_To do_:
Reproduce this listing in full.

_Dataset excerpts_:
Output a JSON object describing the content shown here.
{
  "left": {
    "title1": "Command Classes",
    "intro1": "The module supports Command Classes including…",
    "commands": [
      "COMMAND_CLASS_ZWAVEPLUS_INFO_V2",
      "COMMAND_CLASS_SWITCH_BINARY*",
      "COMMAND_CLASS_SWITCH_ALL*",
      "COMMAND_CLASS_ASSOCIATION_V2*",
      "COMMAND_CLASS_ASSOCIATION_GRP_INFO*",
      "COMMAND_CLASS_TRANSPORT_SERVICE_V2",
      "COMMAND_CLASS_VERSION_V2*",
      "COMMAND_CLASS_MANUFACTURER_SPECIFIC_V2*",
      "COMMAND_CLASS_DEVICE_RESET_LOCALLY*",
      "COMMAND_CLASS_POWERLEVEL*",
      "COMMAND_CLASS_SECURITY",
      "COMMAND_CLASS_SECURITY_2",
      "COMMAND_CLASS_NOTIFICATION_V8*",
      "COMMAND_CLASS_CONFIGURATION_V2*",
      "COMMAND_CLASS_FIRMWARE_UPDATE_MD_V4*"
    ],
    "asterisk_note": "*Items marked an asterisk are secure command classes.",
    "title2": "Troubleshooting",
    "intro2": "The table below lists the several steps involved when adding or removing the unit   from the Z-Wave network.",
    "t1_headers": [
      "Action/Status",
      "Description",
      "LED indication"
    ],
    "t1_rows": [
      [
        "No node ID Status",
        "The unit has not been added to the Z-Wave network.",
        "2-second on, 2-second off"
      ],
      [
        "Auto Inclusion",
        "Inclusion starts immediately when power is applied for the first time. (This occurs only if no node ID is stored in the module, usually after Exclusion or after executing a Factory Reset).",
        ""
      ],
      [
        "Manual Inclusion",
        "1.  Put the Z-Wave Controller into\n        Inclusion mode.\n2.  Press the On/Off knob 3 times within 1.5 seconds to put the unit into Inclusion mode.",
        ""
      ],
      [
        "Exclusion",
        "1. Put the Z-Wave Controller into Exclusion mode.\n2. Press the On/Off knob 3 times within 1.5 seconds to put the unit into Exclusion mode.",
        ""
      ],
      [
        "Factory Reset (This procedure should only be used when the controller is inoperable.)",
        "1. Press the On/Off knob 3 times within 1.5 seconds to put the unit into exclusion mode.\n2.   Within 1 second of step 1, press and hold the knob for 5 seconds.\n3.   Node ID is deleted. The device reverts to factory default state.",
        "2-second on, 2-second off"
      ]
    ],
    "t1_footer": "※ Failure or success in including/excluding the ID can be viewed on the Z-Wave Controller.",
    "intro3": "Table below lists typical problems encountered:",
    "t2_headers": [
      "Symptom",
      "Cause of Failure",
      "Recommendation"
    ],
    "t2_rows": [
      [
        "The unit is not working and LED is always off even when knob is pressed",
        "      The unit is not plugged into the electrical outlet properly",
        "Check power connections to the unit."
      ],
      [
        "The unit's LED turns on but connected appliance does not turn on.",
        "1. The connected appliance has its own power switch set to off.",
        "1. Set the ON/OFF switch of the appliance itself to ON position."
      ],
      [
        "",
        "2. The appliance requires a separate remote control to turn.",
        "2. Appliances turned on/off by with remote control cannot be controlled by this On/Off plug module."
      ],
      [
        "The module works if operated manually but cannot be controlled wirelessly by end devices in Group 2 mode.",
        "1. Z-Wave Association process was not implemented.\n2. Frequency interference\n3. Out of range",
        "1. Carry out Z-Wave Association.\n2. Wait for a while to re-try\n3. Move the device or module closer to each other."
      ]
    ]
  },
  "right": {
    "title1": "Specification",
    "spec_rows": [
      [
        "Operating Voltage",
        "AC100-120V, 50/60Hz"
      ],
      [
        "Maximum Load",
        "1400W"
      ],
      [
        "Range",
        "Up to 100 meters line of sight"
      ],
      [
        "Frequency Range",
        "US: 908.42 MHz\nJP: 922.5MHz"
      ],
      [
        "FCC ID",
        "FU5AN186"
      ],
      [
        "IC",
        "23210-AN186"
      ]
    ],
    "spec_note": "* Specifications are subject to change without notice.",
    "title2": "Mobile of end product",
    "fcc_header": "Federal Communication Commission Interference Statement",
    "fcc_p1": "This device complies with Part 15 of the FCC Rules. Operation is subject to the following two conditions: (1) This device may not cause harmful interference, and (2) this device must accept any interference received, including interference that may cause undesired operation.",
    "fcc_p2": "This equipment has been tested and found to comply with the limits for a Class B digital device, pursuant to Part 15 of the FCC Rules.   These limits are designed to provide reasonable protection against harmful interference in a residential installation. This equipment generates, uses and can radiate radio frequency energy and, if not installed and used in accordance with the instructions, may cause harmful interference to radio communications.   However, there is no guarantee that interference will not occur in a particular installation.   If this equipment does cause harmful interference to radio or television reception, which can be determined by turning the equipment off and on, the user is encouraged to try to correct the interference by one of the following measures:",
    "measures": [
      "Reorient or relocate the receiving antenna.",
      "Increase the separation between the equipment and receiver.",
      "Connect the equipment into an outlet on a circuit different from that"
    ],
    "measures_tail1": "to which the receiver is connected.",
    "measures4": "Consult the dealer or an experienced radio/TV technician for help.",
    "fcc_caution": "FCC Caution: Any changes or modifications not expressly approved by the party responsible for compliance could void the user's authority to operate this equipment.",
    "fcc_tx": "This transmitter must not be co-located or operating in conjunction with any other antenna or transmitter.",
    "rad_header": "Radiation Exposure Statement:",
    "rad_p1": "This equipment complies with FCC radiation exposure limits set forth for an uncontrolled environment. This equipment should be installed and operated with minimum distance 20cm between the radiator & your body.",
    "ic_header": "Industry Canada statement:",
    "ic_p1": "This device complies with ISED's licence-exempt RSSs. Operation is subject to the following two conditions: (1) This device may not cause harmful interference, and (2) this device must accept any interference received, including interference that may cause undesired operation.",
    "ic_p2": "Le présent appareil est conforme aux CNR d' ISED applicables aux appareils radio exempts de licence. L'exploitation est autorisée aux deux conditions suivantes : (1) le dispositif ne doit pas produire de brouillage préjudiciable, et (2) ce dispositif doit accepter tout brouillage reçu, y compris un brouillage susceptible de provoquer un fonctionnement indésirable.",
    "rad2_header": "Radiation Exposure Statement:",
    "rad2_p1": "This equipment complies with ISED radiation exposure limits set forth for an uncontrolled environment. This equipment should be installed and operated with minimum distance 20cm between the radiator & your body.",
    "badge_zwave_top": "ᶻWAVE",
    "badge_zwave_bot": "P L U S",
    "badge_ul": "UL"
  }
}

_Result_:
Output a JSON object describing the content shown here.
{
  "left": {
    "title1": "Command Classes",
    "intro1": "The module supports Command Classes including…",
    "commands": [
      "COMMAND_CLASS_ZWAVEPLUS_INFO_V2",
      "COMMAND_CLASS_SWITCH_BINARY*",
      "COMMAND_CLASS_SWITCH_ALL*",
      "COMMAND_CLASS_ASSOCIATION_V2*",
      "COMMAND_CLASS_ASSOCIATION_GRP_INFO*",
      "COMMAND_CLASS_TRANSPORT_SERVICE_V2",
      "COMMAND_CLASS_VERSION_V2*",
      "COMMAND_CLASS_MANUFACTURER_SPECIFIC_V2*",
      "COMMAND_CLASS_DEVICE_RESET_LOCALLY*",
      "COMMAND_CLASS_POWERLEVEL*",
      "COMMAND_CLASS_SECURITY",
      "COMMAND_CLASS_SECURITY_2",
      "COMMAND_CLASS_NOTIFICATION_V8*",
      "COMMAND_CLASS_CONFIGURATION_V2*",
      "COMMAND_CLASS_FIRMWARE_UPDATE_MD_V4*"
    ],
    "asterisk_note": "*Items marked an asterisk are secure command classes.",
    "title2": "Troubleshooting",
    "intro2": "The table below lists the several steps involved when adding or removing the unit   from the Z-Wave network.",
    "t1_headers": [
      "Action/Status",
      "Description",
      "LED indication"
    ],
    "t1_rows": [
      [
        "No node ID Status",
        "The unit has not been added to the Z-Wave network.",
        "2-second on, 2-second off"
      ],
      [
        "Auto Inclusion",
        "Inclusion starts immediately when power is applied for the first time. (This occurs only if no node ID is stored in the module, usually after Exclusion or after executing a Factory Reset).",
        ""
      ],
      [
        "Manual Inclusion",
        "1.  Put the Z-Wave Controller into\n        Inclusion mode.\n2.  Press the On/Off knob 3 times within 1.5 seconds to put the unit into Inclusion mode.",
        ""
      ],
      [
        "Exclusion",
        "1. Put the Z-Wave Controller into Exclusion mode.\n2. Press the On/Off knob 3 times within 1.5 seconds to put the unit into Exclusion mode.",
        ""
      ],
      [
        "Factory Reset (This procedure should only be used when the controller is inoperable.)",
        "1. Press the On/Off knob 3 times within 1.5 seconds to put the unit into exclusion mode.\n2.   Within 1 second of step 1, press and hold the knob for 5 seconds.\n3.   Node ID is deleted. The device reverts to factory default state.",
        "2-second on, 2-second off"
      ]
    ],
    "t1_footer": "※ Failure or success in including/excluding the ID can be viewed on the Z-Wave Controller.",
    "intro3": "Table below lists typical problems encountered:",
    "t2_headers": [
      "Symptom",
      "Cause of Failure",
      "Recommendation"
    ],
    "t2_rows": [
      [
        "The unit is not working and LED is always off even when knob is pressed",
        "      The unit is not plugged into the electrical outlet properly",
        "Check power connections to the unit."
      ],
      [
        "The unit's LED turns on but connected appliance does not turn on.",
        "1. The connected appliance has its own power switch set to off.",
        "1. Set the ON/OFF switch of the appliance itself to ON position."
      ],
      [
        "",
        "2. The appliance requires a separate remote control to turn.",
        "2. Appliances turned on/off by with remote control cannot be controlled by this On/Off plug module."
      ],
      [
        "The module works if operated manually but cannot be controlled wirelessly by end devices in Group 2 mode.",
        "1. Z-Wave Association process was not implemented.\n2. Frequency interference\n3. Out of range",
        "1. Carry out Z-Wave Association.\n2. Wait for a while to re-try\n3. Move the device or module closer to each other."
      ]
    ]
  },
  "right": {
    "title1": "Specification",
    "spec_rows": [
      [
        "Operating Voltage",
        "AC100-120V, 50/60Hz"
      ],
      [
        "Maximum Load",
        "1400W"
      ],
      [
        "Range",
        "Up to 100 meters line of sight"
      ],
      [
        "Frequency Range",
        "US: 908.42 MHz\nJP: 922.5MHz"
      ],
      [
        "FCC ID",
        "FU5AN186"
      ],
      [
        "IC",
        "23210-AN186"
      ]
    ],
    "spec_note": "* Specifications are subject to change without notice.",
    "title2": "Mobile of end product",
    "fcc_header": "Federal Communication Commission Interference Statement",
    "fcc_p1": "This device complies with Part 15 of the FCC Rules. Operation is subject to the following two conditions: (1) This device may not cause harmful interference, and (2) this device must accept any interference received, including interference that may cause undesired operation.",
    "fcc_p2": "This equipment has been tested and found to comply with the limits for a Class B digital device, pursuant to Part 15 of the FCC Rules.   These limits are designed to provide reasonable protection against harmful interference in a residential installation. This equipment generates, uses and can radiate radio frequency energy and, if not installed and used in accordance with the instructions, may cause harmful interference to radio communications.   However, there is no guarantee that interference will not occur in a particular installation.   If this equipment does cause harmful interference to radio or television reception, which can be determined by turning the equipment off and on, the user is encouraged to try to correct the interference by one of the following measures:",
    "measures": [
      "Reorient or relocate the receiving antenna.",
      "Increase the separation between the equipment and receiver.",
      "Connect the equipment into an outlet on a circuit different from that"
    ],
    "measures_tail1": "to which the receiver is connected.",
    "measures4": "Consult the dealer or an experienced radio/TV technician for help.",
    "fcc_caution": "FCC Caution: Any changes or modifications not expressly approved by the party responsible for compliance could void the user's authority to operate this equipment.",
    "fcc_tx": "This transmitter must not be co-located or operating in conjunction with any other antenna or transmitter.",
    "rad_header": "Radiation Exposure Statement:",
    "rad_p1": "This equipment complies with FCC radiation exposure limits set forth for an uncontrolled environment. This equipment should be installed and operated with minimum distance 20cm between the radiator & your body.",
    "ic_header": "Industry Canada statement:",
    "ic_p1": "This device complies with ISED's licence-exempt RSSs. Operation is subject to the following two conditions: (1) This device may not cause harmful interference, and (2) this device must accept any interference received, including interference that may cause undesired operation.",
    "ic_p2": "Le présent appareil est conforme aux CNR d' ISED applicables aux appareils radio exempts de licence. L'exploitation est autorisée aux deux conditions suivantes : (1) le dispositif ne doit pas produire de brouillage préjudiciable, et (2) ce dispositif doit accepter tout brouillage reçu, y compris un brouillage susceptible de provoquer un fonctionnement indésirable.",
    "rad2_header": "Radiation Exposure Statement:",
    "rad2_p1": "This equipment complies with ISED radiation exposure limits set forth for an uncontrolled environment. This equipment should be installed and operated with minimum distance 20cm between the radiator & your body.",
    "badge_zwave_top": "ᶻWAVE",
    "badge_zwave_bot": "P L U S",
    "badge_ul": "UL"
  }
}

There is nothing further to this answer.